>> BEGIN INFORMATION PROVIDED
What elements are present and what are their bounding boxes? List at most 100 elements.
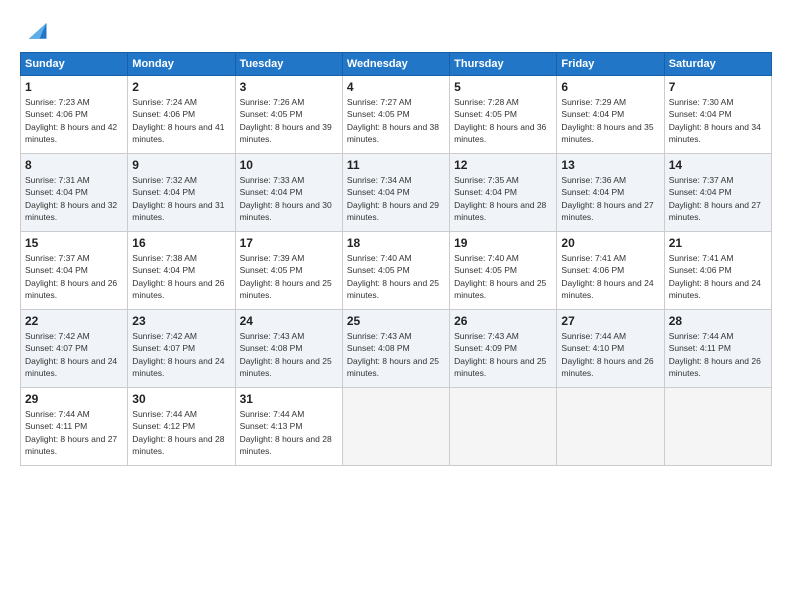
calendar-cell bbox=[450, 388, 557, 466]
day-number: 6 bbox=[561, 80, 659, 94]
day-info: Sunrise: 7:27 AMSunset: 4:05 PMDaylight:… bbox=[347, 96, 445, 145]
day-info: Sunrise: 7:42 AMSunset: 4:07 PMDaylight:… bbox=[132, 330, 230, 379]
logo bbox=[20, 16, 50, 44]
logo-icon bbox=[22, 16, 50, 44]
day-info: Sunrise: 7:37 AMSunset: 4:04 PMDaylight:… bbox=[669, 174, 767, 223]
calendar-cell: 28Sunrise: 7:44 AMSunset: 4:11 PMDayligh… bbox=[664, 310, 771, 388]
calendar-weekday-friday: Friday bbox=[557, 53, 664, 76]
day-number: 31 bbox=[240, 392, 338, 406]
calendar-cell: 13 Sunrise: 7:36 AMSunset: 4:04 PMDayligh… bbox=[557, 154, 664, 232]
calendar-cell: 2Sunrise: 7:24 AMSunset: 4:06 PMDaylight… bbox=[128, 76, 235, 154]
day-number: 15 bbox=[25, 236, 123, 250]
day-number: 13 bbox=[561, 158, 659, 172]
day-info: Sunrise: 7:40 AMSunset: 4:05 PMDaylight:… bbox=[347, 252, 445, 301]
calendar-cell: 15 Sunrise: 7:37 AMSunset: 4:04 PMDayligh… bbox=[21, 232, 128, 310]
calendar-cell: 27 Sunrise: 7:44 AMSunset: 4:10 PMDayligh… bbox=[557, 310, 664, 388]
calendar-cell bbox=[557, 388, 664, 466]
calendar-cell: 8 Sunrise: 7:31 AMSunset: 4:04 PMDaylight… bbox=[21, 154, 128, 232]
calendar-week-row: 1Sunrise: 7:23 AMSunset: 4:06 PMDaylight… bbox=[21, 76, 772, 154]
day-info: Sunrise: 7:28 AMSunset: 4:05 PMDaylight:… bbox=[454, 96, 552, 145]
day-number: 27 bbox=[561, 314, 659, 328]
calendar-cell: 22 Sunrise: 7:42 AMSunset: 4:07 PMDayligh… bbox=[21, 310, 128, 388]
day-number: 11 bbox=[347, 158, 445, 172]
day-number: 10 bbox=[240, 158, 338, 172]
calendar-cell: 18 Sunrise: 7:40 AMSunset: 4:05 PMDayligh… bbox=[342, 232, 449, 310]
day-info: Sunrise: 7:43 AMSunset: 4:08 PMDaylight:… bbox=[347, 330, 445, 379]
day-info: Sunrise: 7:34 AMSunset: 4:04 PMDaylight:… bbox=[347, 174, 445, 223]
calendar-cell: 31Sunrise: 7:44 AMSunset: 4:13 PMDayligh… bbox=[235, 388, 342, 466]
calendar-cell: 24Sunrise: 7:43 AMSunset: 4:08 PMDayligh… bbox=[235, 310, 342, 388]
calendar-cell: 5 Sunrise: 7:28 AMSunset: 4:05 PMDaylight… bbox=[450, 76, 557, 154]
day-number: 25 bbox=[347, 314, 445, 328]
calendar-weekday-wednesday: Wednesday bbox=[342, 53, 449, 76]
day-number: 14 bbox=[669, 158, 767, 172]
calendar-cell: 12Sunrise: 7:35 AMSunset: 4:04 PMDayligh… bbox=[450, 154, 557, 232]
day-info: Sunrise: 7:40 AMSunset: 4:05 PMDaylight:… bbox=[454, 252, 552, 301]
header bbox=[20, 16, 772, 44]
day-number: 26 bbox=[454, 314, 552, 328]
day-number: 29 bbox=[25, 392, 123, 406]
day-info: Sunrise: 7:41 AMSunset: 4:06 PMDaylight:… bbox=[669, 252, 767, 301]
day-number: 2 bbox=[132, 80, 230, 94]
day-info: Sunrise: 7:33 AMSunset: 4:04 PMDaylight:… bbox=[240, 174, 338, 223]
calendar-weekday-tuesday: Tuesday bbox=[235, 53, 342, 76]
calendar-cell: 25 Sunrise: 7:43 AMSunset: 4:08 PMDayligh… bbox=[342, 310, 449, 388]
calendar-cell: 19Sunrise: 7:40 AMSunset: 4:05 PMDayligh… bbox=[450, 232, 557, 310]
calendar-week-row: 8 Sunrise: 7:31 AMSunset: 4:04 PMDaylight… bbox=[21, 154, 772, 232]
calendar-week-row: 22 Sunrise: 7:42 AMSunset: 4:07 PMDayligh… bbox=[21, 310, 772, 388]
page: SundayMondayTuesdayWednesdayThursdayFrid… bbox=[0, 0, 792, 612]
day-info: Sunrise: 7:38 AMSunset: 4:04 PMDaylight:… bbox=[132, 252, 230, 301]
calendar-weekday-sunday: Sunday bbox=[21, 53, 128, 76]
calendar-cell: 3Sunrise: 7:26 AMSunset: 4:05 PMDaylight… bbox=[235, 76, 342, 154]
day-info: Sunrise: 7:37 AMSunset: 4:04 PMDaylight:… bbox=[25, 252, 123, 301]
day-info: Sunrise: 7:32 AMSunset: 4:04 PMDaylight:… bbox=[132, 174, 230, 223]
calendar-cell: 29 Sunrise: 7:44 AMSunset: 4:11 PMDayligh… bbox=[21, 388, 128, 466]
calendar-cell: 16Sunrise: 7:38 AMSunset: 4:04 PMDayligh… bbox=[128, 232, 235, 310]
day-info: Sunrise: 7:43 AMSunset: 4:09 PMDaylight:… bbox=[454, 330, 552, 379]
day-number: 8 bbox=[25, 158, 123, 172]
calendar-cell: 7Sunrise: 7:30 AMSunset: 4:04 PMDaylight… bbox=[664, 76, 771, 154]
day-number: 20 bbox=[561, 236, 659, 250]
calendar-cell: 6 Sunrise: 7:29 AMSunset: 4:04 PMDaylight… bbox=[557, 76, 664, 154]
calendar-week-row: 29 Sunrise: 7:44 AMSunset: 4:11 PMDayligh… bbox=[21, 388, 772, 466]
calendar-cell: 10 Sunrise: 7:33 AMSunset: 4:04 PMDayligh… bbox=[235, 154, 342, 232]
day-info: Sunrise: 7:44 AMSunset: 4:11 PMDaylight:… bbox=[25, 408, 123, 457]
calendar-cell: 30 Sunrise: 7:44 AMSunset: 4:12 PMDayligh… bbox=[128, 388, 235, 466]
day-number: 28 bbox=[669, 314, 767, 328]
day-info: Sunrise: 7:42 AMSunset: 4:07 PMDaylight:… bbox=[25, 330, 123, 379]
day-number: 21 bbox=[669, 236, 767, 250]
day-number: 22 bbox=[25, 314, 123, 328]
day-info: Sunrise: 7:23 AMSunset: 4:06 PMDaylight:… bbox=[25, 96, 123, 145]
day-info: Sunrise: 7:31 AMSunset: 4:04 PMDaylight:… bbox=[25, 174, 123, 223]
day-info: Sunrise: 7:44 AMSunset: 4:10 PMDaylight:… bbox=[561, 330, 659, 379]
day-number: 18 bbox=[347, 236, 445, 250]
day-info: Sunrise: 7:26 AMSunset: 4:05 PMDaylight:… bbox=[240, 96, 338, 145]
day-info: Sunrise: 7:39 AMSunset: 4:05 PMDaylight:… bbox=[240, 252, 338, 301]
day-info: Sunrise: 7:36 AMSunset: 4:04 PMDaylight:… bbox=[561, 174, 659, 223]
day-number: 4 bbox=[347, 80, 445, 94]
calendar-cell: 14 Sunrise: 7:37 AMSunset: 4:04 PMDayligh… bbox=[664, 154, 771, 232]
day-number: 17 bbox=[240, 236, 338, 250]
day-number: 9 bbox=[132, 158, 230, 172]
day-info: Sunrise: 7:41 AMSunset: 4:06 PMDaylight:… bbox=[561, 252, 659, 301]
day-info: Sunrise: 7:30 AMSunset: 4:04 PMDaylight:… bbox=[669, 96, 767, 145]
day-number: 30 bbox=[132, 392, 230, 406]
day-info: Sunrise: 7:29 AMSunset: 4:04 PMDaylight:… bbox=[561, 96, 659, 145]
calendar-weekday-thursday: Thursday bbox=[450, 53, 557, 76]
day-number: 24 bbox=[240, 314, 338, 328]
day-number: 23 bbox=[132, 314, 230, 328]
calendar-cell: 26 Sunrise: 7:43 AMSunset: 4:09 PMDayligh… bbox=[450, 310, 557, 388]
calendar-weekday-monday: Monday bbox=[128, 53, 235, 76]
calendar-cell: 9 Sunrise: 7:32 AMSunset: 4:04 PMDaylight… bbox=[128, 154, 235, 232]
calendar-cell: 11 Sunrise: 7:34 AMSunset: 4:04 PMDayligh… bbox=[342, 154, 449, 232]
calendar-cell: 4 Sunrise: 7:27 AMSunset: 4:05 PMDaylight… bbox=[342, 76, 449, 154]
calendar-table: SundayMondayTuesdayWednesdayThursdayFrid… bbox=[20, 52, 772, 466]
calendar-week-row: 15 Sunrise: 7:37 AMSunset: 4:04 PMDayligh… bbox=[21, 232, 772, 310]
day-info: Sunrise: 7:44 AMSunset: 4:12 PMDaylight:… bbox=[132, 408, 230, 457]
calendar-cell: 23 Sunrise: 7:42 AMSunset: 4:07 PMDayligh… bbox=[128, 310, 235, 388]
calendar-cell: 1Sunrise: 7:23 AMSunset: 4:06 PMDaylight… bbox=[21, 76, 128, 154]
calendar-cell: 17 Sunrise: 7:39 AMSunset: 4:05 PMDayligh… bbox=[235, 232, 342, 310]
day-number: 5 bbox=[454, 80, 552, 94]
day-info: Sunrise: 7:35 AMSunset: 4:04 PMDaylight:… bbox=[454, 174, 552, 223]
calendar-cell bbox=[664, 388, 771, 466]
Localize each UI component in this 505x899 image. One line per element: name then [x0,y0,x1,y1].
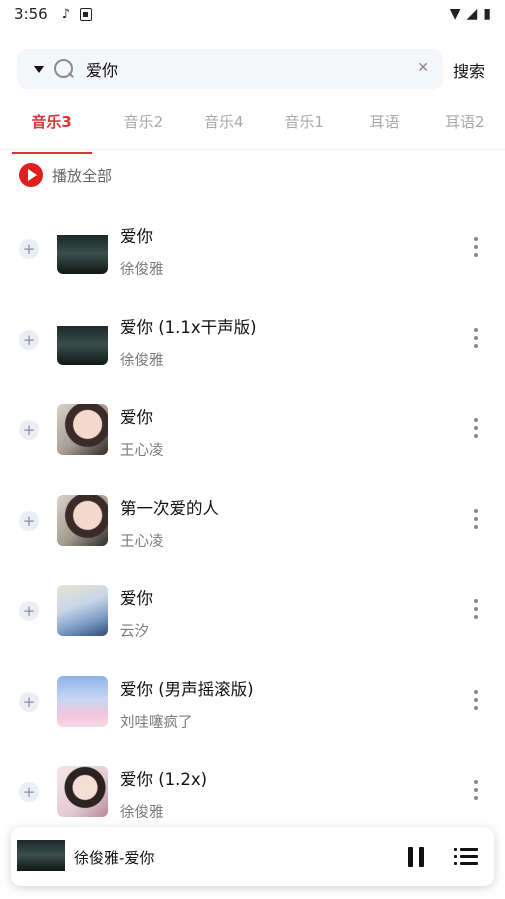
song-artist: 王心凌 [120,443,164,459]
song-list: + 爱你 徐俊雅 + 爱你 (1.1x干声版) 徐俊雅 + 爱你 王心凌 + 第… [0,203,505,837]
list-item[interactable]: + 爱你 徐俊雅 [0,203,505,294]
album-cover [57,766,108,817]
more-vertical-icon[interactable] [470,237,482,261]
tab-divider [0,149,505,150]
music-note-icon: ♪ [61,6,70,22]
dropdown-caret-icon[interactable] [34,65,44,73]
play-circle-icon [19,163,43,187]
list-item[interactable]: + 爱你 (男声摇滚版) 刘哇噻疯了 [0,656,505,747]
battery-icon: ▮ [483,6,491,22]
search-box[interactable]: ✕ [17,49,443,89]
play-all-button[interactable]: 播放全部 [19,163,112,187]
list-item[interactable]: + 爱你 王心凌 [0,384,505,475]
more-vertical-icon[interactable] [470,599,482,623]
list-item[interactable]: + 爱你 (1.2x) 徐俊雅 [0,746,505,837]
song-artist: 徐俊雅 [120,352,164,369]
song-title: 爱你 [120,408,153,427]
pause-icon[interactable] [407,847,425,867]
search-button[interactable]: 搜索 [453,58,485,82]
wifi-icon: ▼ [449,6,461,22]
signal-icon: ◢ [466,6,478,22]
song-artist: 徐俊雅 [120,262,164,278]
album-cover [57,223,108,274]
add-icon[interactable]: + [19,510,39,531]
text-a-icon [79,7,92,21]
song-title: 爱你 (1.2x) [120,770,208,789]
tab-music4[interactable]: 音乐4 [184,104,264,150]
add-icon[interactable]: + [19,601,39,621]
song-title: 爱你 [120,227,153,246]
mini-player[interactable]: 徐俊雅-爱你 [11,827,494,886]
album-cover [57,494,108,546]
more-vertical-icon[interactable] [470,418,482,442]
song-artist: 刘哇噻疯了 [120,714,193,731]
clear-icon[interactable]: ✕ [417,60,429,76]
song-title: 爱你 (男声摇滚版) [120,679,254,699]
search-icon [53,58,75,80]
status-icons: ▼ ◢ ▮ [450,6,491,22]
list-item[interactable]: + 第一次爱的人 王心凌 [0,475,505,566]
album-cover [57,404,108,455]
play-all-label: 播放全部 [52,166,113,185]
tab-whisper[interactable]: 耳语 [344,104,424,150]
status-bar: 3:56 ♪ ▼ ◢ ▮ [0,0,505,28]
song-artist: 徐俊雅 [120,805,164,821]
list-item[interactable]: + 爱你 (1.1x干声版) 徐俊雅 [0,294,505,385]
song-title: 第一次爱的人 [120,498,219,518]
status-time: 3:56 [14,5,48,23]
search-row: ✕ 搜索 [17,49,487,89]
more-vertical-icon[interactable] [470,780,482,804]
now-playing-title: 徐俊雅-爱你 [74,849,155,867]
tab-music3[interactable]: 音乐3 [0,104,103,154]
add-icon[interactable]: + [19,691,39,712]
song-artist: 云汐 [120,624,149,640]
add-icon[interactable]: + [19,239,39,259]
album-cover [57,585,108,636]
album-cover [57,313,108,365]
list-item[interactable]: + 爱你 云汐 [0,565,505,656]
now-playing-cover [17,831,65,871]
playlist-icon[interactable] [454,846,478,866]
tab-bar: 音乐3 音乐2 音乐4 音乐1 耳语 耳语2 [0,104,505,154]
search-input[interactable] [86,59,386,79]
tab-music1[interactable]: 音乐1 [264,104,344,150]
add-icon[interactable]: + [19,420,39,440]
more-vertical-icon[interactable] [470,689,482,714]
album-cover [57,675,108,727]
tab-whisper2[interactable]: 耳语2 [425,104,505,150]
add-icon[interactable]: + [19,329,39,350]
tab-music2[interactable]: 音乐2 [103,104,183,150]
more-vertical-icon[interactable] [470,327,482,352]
>> END INFORMATION PROVIDED
**PROBLEM DESCRIPTION:** Extract the lines of the listing from the one containing "song-artist: 王心凌 [120,443,164,459]" through the one containing "tab-whisper[interactable]: 耳语 [344,104,424,150]", both included, and repeat them without any change.

**SOLUTION BELOW:**
song-artist: 王心凌 [120,443,164,459]
song-list: + 爱你 徐俊雅 + 爱你 (1.1x干声版) 徐俊雅 + 爱你 王心凌 + 第… [0,203,505,837]
list-item[interactable]: + 爱你 徐俊雅 [0,203,505,294]
album-cover [57,766,108,817]
more-vertical-icon[interactable] [470,237,482,261]
tab-divider [0,149,505,150]
music-note-icon: ♪ [61,6,70,22]
dropdown-caret-icon[interactable] [34,65,44,73]
play-circle-icon [19,163,43,187]
list-item[interactable]: + 爱你 (男声摇滚版) 刘哇噻疯了 [0,656,505,747]
battery-icon: ▮ [483,6,491,22]
search-box[interactable]: ✕ [17,49,443,89]
play-all-button[interactable]: 播放全部 [19,163,112,187]
list-item[interactable]: + 爱你 王心凌 [0,384,505,475]
more-vertical-icon[interactable] [470,599,482,623]
list-item[interactable]: + 爱你 (1.2x) 徐俊雅 [0,746,505,837]
song-artist: 徐俊雅 [120,352,164,369]
song-title: 爱你 [120,408,153,427]
pause-icon[interactable] [407,847,425,867]
search-button[interactable]: 搜索 [453,58,485,82]
wifi-icon: ▼ [449,6,461,22]
signal-icon: ◢ [466,6,478,22]
song-artist: 徐俊雅 [120,262,164,278]
album-cover [57,223,108,274]
add-icon[interactable]: + [19,510,39,531]
text-a-icon [79,7,92,21]
song-title: 爱你 (1.2x) [120,770,208,789]
tab-music4[interactable]: 音乐4 [184,104,264,150]
add-icon[interactable]: + [19,601,39,621]
song-title: 爱你 [120,227,153,246]
mini-player[interactable]: 徐俊雅-爱你 [11,827,494,886]
album-cover [57,494,108,546]
more-vertical-icon[interactable] [470,418,482,442]
song-artist: 刘哇噻疯了 [120,714,193,731]
clear-icon[interactable]: ✕ [417,60,429,76]
song-title: 爱你 (男声摇滚版) [120,679,254,699]
search-icon [53,58,75,80]
status-icons: ▼ ◢ ▮ [450,6,491,22]
list-item[interactable]: + 第一次爱的人 王心凌 [0,475,505,566]
album-cover [57,404,108,455]
play-all-label: 播放全部 [52,166,113,185]
tab-whisper[interactable]: 耳语 [344,104,424,150]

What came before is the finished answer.